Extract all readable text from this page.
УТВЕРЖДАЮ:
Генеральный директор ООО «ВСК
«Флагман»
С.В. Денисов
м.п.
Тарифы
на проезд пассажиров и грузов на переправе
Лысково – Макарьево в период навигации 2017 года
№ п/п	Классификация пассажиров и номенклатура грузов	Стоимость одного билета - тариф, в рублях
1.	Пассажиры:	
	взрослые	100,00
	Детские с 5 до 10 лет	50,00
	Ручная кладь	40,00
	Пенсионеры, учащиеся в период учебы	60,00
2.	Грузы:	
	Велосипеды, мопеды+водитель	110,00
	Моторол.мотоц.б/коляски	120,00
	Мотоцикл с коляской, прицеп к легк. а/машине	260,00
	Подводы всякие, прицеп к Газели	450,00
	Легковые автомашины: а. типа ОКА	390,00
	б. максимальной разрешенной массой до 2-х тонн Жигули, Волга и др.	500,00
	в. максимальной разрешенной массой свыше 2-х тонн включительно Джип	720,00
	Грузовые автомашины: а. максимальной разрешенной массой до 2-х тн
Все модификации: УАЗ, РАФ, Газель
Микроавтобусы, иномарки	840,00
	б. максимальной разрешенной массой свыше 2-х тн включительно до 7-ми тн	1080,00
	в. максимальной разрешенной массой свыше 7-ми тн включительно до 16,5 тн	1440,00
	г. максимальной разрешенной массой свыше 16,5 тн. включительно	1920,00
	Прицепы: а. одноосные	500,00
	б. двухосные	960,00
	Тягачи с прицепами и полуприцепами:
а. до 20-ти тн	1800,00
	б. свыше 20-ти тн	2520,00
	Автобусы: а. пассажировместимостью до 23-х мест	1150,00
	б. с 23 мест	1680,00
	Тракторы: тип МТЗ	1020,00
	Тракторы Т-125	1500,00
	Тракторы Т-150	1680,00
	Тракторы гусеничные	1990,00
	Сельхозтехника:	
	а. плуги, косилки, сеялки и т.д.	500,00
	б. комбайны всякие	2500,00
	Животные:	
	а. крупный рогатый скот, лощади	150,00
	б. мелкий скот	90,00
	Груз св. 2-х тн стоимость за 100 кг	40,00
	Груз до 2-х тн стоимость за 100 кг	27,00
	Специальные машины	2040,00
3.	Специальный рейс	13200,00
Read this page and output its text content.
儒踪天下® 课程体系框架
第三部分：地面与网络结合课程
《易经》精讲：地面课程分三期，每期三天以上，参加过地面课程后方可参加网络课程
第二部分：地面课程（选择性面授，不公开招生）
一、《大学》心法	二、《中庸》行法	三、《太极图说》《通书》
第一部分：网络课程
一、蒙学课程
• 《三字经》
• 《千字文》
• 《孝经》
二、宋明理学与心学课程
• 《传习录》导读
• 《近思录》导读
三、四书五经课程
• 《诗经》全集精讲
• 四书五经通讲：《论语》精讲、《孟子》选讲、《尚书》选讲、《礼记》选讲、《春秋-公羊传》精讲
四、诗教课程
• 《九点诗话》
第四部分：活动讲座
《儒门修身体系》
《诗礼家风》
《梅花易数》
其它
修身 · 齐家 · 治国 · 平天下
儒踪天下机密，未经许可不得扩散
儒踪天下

________

EXERCISE DESCRIPTION
Copy out the material word for word and line for line.

RESULT OF THIS EXERCISE
Extract all readable text from this page.
УТВЕРЖДАЮ:
Генеральный директор ООО «ВСК
«Флагман»
С.В. Денисов
м.п.
Тарифы
на проезд пассажиров и грузов на переправе
Лысково – Макарьево в период навигации 2017 года
№ п/п	Классификация пассажиров и номенклатура грузов	Стоимость одного билета - тариф, в рублях
1.	Пассажиры:	
	взрослые	100,00
	Детские с 5 до 10 лет	50,00
	Ручная кладь	40,00
	Пенсионеры, учащиеся в период учебы	60,00
2.	Грузы:	
	Велосипеды, мопеды+водитель	110,00
	Моторол.мотоц.б/коляски	120,00
	Мотоцикл с коляской, прицеп к легк. а/машине	260,00
	Подводы всякие, прицеп к Газели	450,00
	Легковые автомашины: а. типа ОКА	390,00
	б. максимальной разрешенной массой до 2-х тонн Жигули, Волга и др.	500,00
	в. максимальной разрешенной массой свыше 2-х тонн включительно Джип	720,00
	Грузовые автомашины: а. максимальной разрешенной массой до 2-х тн
Все модификации: УАЗ, РАФ, Газель
Микроавтобусы, иномарки	840,00
	б. максимальной разрешенной массой свыше 2-х тн включительно до 7-ми тн	1080,00
	в. максимальной разрешенной массой свыше 7-ми тн включительно до 16,5 тн	1440,00
	г. максимальной разрешенной массой свыше 16,5 тн. включительно	1920,00
	Прицепы: а. одноосные	500,00
	б. двухосные	960,00
	Тягачи с прицепами и полуприцепами:
а. до 20-ти тн	1800,00
	б. свыше 20-ти тн	2520,00
	Автобусы: а. пассажировместимостью до 23-х мест	1150,00
	б. с 23 мест	1680,00
	Тракторы: тип МТЗ	1020,00
	Тракторы Т-125	1500,00
	Тракторы Т-150	1680,00
	Тракторы гусеничные	1990,00
	Сельхозтехника:	
	а. плуги, косилки, сеялки и т.д.	500,00
	б. комбайны всякие	2500,00
	Животные:	
	а. крупный рогатый скот, лощади	150,00
	б. мелкий скот	90,00
	Груз св. 2-х тн стоимость за 100 кг	40,00
	Груз до 2-х тн стоимость за 100 кг	27,00
	Специальные машины	2040,00
3.	Специальный рейс	13200,00
Read this page and output its text content.
儒踪天下® 课程体系框架
第三部分：地面与网络结合课程
《易经》精讲：地面课程分三期，每期三天以上，参加过地面课程后方可参加网络课程
第二部分：地面课程（选择性面授，不公开招生）
一、《大学》心法	二、《中庸》行法	三、《太极图说》《通书》
第一部分：网络课程
一、蒙学课程
• 《三字经》
• 《千字文》
• 《孝经》
二、宋明理学与心学课程
• 《传习录》导读
• 《近思录》导读
三、四书五经课程
• 《诗经》全集精讲
• 四书五经通讲：《论语》精讲、《孟子》选讲、《尚书》选讲、《礼记》选讲、《春秋-公羊传》精讲
四、诗教课程
• 《九点诗话》
第四部分：活动讲座
《儒门修身体系》
《诗礼家风》
《梅花易数》
其它
修身 · 齐家 · 治国 · 平天下
儒踪天下机密，未经许可不得扩散
儒踪天下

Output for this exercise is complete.